• **Goal**:
Extract the full listing below without altering a single character.

Begin

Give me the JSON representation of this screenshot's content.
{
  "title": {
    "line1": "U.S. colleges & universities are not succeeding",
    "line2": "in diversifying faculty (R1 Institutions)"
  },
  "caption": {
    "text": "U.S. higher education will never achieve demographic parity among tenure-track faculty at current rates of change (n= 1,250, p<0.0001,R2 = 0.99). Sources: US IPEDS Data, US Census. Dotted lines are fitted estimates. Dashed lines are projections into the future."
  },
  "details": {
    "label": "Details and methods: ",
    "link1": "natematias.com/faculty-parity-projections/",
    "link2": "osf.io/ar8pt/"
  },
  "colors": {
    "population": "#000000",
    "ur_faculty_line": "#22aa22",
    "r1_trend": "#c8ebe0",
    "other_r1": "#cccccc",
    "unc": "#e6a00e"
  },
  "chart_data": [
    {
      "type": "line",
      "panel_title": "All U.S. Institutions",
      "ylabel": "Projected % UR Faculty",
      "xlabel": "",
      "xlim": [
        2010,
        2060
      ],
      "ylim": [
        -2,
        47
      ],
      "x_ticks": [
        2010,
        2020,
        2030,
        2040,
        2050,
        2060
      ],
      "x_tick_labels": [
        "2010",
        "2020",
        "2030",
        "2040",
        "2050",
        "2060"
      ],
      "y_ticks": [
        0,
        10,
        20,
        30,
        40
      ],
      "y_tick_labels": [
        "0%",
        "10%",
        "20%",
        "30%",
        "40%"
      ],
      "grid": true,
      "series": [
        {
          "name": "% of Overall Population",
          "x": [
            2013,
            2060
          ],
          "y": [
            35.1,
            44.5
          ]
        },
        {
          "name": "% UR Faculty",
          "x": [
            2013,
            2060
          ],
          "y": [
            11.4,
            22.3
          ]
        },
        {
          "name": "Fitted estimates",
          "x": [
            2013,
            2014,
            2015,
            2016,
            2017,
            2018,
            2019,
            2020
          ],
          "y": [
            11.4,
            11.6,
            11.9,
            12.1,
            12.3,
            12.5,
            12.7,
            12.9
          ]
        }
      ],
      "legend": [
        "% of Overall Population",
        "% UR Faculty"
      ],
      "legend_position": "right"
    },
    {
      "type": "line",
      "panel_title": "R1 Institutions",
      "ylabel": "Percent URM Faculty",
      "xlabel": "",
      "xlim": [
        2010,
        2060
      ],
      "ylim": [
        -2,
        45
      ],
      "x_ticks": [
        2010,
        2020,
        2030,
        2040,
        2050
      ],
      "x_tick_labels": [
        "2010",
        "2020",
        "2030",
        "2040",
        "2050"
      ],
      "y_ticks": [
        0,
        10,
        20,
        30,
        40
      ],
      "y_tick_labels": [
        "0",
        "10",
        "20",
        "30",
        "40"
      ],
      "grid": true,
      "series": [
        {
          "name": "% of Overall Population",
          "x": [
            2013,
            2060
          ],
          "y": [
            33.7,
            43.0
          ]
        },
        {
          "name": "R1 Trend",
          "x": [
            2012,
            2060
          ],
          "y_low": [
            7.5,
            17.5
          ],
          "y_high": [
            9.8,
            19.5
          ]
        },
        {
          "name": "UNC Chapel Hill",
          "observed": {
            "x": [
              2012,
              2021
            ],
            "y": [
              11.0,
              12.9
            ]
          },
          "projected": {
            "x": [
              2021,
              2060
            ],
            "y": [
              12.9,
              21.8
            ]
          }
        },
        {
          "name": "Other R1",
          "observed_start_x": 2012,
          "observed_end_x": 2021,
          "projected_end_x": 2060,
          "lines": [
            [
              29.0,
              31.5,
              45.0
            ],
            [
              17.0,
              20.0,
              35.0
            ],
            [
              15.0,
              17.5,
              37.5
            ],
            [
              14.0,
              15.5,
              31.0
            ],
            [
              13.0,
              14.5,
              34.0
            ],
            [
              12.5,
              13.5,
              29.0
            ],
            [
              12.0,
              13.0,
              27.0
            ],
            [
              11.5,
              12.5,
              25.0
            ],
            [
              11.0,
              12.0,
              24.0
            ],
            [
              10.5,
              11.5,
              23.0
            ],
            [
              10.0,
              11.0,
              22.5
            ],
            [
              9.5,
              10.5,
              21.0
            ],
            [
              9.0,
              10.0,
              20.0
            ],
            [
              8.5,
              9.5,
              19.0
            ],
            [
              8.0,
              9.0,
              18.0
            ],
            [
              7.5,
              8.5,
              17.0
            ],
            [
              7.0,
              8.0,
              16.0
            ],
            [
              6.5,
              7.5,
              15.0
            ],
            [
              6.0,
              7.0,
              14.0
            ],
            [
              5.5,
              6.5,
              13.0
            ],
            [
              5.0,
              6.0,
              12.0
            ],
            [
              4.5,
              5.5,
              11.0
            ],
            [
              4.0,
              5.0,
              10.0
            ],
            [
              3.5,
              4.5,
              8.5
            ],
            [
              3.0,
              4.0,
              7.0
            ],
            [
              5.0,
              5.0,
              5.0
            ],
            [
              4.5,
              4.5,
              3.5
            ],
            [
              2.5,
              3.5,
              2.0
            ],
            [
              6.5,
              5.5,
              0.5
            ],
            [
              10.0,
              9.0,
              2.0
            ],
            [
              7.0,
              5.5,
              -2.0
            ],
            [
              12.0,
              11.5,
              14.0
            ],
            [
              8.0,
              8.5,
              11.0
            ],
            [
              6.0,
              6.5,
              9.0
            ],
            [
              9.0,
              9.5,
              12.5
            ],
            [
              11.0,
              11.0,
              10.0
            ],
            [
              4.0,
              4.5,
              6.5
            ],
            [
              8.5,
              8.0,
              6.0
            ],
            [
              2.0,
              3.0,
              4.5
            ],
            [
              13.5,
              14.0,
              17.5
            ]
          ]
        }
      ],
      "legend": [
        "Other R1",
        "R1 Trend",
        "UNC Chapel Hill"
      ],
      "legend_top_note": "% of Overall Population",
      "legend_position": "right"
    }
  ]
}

End

• **Final result**:
Give me the JSON representation of this screenshot's content.
{
  "title": {
    "line1": "U.S. colleges & universities are not succeeding",
    "line2": "in diversifying faculty (R1 Institutions)"
  },
  "caption": {
    "text": "U.S. higher education will never achieve demographic parity among tenure-track faculty at current rates of change (n= 1,250, p<0.0001,R2 = 0.99). Sources: US IPEDS Data, US Census. Dotted lines are fitted estimates. Dashed lines are projections into the future."
  },
  "details": {
    "label": "Details and methods: ",
    "link1": "natematias.com/faculty-parity-projections/",
    "link2": "osf.io/ar8pt/"
  },
  "colors": {
    "population": "#000000",
    "ur_faculty_line": "#22aa22",
    "r1_trend": "#c8ebe0",
    "other_r1": "#cccccc",
    "unc": "#e6a00e"
  },
  "chart_data": [
    {
      "type": "line",
      "panel_title": "All U.S. Institutions",
      "ylabel": "Projected % UR Faculty",
      "xlabel": "",
      "xlim": [
        2010,
        2060
      ],
      "ylim": [
        -2,
        47
      ],
      "x_ticks": [
        2010,
        2020,
        2030,
        2040,
        2050,
        2060
      ],
      "x_tick_labels": [
        "2010",
        "2020",
        "2030",
        "2040",
        "2050",
        "2060"
      ],
      "y_ticks": [
        0,
        10,
        20,
        30,
        40
      ],
      "y_tick_labels": [
        "0%",
        "10%",
        "20%",
        "30%",
        "40%"
      ],
      "grid": true,
      "series": [
        {
          "name": "% of Overall Population",
          "x": [
            2013,
            2060
          ],
          "y": [
            35.1,
            44.5
          ]
        },
        {
          "name": "% UR Faculty",
          "x": [
            2013,
            2060
          ],
          "y": [
            11.4,
            22.3
          ]
        },
        {
          "name": "Fitted estimates",
          "x": [
            2013,
            2014,
            2015,
            2016,
            2017,
            2018,
            2019,
            2020
          ],
          "y": [
            11.4,
            11.6,
            11.9,
            12.1,
            12.3,
            12.5,
            12.7,
            12.9
          ]
        }
      ],
      "legend": [
        "% of Overall Population",
        "% UR Faculty"
      ],
      "legend_position": "right"
    },
    {
      "type": "line",
      "panel_title": "R1 Institutions",
      "ylabel": "Percent URM Faculty",
      "xlabel": "",
      "xlim": [
        2010,
        2060
      ],
      "ylim": [
        -2,
        45
      ],
      "x_ticks": [
        2010,
        2020,
        2030,
        2040,
        2050
      ],
      "x_tick_labels": [
        "2010",
        "2020",
        "2030",
        "2040",
        "2050"
      ],
      "y_ticks": [
        0,
        10,
        20,
        30,
        40
      ],
      "y_tick_labels": [
        "0",
        "10",
        "20",
        "30",
        "40"
      ],
      "grid": true,
      "series": [
        {
          "name": "% of Overall Population",
          "x": [
            2013,
            2060
          ],
          "y": [
            33.7,
            43.0
          ]
        },
        {
          "name": "R1 Trend",
          "x": [
            2012,
            2060
          ],
          "y_low": [
            7.5,
            17.5
          ],
          "y_high": [
            9.8,
            19.5
          ]
        },
        {
          "name": "UNC Chapel Hill",
          "observed": {
            "x": [
              2012,
              2021
            ],
            "y": [
              11.0,
              12.9
            ]
          },
          "projected": {
            "x": [
              2021,
              2060
            ],
            "y": [
              12.9,
              21.8
            ]
          }
        },
        {
          "name": "Other R1",
          "observed_start_x": 2012,
          "observed_end_x": 2021,
          "projected_end_x": 2060,
          "lines": [
            [
              29.0,
              31.5,
              45.0
            ],
            [
              17.0,
              20.0,
              35.0
            ],
            [
              15.0,
              17.5,
              37.5
            ],
            [
              14.0,
              15.5,
              31.0
            ],
            [
              13.0,
              14.5,
              34.0
            ],
            [
              12.5,
              13.5,
              29.0
            ],
            [
              12.0,
              13.0,
              27.0
            ],
            [
              11.5,
              12.5,
              25.0
            ],
            [
              11.0,
              12.0,
              24.0
            ],
            [
              10.5,
              11.5,
              23.0
            ],
            [
              10.0,
              11.0,
              22.5
            ],
            [
              9.5,
              10.5,
              21.0
            ],
            [
              9.0,
              10.0,
              20.0
            ],
            [
              8.5,
              9.5,
              19.0
            ],
            [
              8.0,
              9.0,
              18.0
            ],
            [
              7.5,
              8.5,
              17.0
            ],
            [
              7.0,
              8.0,
              16.0
            ],
            [
              6.5,
              7.5,
              15.0
            ],
            [
              6.0,
              7.0,
              14.0
            ],
            [
              5.5,
              6.5,
              13.0
            ],
            [
              5.0,
              6.0,
              12.0
            ],
            [
              4.5,
              5.5,
              11.0
            ],
            [
              4.0,
              5.0,
              10.0
            ],
            [
              3.5,
              4.5,
              8.5
            ],
            [
              3.0,
              4.0,
              7.0
            ],
            [
              5.0,
              5.0,
              5.0
            ],
            [
              4.5,
              4.5,
              3.5
            ],
            [
              2.5,
              3.5,
              2.0
            ],
            [
              6.5,
              5.5,
              0.5
            ],
            [
              10.0,
              9.0,
              2.0
            ],
            [
              7.0,
              5.5,
              -2.0
            ],
            [
              12.0,
              11.5,
              14.0
            ],
            [
              8.0,
              8.5,
              11.0
            ],
            [
              6.0,
              6.5,
              9.0
            ],
            [
              9.0,
              9.5,
              12.5
            ],
            [
              11.0,
              11.0,
              10.0
            ],
            [
              4.0,
              4.5,
              6.5
            ],
            [
              8.5,
              8.0,
              6.0
            ],
            [
              2.0,
              3.0,
              4.5
            ],
            [
              13.5,
              14.0,
              17.5
            ]
          ]
        }
      ],
      "legend": [
        "Other R1",
        "R1 Trend",
        "UNC Chapel Hill"
      ],
      "legend_top_note": "% of Overall Population",
      "legend_position": "right"
    }
  ]
}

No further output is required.